### Input records
----------------

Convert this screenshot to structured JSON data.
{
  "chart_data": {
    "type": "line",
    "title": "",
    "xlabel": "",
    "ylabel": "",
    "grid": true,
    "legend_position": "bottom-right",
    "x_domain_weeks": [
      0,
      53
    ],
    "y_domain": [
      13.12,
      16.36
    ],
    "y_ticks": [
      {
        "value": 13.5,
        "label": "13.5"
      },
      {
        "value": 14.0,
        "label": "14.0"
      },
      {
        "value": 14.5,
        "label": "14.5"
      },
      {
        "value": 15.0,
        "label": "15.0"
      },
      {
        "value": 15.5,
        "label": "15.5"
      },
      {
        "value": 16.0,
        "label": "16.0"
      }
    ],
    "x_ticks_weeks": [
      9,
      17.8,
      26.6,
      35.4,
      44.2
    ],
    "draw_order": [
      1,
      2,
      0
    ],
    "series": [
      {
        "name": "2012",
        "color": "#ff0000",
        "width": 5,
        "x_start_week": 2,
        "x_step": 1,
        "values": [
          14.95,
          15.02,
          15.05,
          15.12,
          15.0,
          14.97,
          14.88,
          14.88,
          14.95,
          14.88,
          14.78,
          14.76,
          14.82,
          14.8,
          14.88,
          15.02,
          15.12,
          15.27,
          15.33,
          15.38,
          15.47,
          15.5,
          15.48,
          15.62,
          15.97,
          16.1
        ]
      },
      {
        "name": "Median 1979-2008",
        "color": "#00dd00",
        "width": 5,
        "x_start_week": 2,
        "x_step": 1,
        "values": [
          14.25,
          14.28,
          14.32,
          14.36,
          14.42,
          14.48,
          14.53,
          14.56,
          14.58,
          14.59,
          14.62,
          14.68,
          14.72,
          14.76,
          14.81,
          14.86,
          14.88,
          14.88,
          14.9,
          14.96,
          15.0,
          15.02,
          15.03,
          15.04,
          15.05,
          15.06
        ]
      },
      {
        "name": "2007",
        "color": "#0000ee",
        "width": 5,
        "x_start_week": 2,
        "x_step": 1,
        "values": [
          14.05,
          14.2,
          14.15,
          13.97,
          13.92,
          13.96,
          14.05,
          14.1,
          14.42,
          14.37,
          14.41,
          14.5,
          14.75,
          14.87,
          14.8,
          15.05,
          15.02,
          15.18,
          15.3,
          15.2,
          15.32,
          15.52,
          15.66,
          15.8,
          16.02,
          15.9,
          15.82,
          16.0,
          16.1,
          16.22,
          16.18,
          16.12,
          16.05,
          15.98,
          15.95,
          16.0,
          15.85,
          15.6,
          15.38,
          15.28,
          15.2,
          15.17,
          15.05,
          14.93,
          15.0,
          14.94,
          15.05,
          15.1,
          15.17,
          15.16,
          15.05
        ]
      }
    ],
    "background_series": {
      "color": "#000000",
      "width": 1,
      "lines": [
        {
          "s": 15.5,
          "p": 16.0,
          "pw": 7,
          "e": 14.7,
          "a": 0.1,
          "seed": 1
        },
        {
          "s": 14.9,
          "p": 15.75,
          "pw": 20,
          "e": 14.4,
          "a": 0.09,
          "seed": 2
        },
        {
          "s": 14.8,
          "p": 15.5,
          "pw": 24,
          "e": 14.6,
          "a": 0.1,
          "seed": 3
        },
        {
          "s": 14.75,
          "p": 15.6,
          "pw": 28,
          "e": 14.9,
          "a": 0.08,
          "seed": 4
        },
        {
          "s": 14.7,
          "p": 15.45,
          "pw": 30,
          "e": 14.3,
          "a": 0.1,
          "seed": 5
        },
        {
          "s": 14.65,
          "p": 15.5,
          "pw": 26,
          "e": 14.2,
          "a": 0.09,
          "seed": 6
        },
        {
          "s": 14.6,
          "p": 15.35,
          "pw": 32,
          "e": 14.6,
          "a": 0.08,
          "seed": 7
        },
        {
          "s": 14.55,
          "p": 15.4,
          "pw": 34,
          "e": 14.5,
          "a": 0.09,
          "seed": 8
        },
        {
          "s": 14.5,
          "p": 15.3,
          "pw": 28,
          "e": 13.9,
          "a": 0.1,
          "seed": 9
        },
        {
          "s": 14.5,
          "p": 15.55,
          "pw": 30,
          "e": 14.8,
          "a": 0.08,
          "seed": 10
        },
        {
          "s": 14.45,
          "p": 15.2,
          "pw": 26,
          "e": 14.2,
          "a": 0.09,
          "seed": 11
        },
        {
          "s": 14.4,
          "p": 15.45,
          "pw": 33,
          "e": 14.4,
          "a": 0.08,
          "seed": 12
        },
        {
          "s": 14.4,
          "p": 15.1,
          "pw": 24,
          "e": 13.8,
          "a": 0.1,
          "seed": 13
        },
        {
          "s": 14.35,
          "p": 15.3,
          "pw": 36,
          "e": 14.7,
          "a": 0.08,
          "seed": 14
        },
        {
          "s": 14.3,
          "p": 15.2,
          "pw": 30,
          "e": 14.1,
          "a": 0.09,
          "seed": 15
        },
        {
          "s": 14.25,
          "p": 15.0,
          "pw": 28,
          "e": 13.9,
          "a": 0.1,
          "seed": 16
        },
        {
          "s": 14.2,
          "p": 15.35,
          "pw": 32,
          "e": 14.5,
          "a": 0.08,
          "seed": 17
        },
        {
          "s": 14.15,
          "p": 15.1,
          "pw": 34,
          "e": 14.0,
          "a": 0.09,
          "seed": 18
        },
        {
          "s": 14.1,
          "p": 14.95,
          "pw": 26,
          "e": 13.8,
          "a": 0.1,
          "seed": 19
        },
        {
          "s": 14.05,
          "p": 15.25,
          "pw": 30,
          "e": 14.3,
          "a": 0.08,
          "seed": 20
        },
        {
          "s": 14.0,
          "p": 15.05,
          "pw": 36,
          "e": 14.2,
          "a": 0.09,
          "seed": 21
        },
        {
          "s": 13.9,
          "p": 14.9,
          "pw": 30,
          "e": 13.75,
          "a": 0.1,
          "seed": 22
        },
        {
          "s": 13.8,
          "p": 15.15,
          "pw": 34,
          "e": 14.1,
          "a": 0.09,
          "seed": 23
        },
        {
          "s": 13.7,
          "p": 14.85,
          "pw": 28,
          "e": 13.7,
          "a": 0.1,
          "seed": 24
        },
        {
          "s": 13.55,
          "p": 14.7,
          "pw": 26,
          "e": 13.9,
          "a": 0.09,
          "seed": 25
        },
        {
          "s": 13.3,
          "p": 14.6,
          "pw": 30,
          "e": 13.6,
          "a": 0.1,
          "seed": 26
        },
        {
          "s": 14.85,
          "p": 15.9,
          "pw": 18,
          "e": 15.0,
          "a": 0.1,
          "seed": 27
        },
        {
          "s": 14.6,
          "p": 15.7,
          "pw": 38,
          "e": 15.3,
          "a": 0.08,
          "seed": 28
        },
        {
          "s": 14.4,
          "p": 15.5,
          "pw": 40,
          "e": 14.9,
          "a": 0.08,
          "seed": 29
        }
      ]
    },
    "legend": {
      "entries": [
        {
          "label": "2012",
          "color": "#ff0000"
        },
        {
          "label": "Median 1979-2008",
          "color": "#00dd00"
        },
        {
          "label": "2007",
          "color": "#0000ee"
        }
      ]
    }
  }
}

----------------

### Your objective
Select and copy every line of the listing with the word "color".

### Answer to this exercise
        "color": "#ff0000",
        "color": "#00dd00",
        "color": "#0000ee",
      "color": "#000000",
          "color": "#ff0000"
          "color": "#00dd00"
          "color": "#0000ee"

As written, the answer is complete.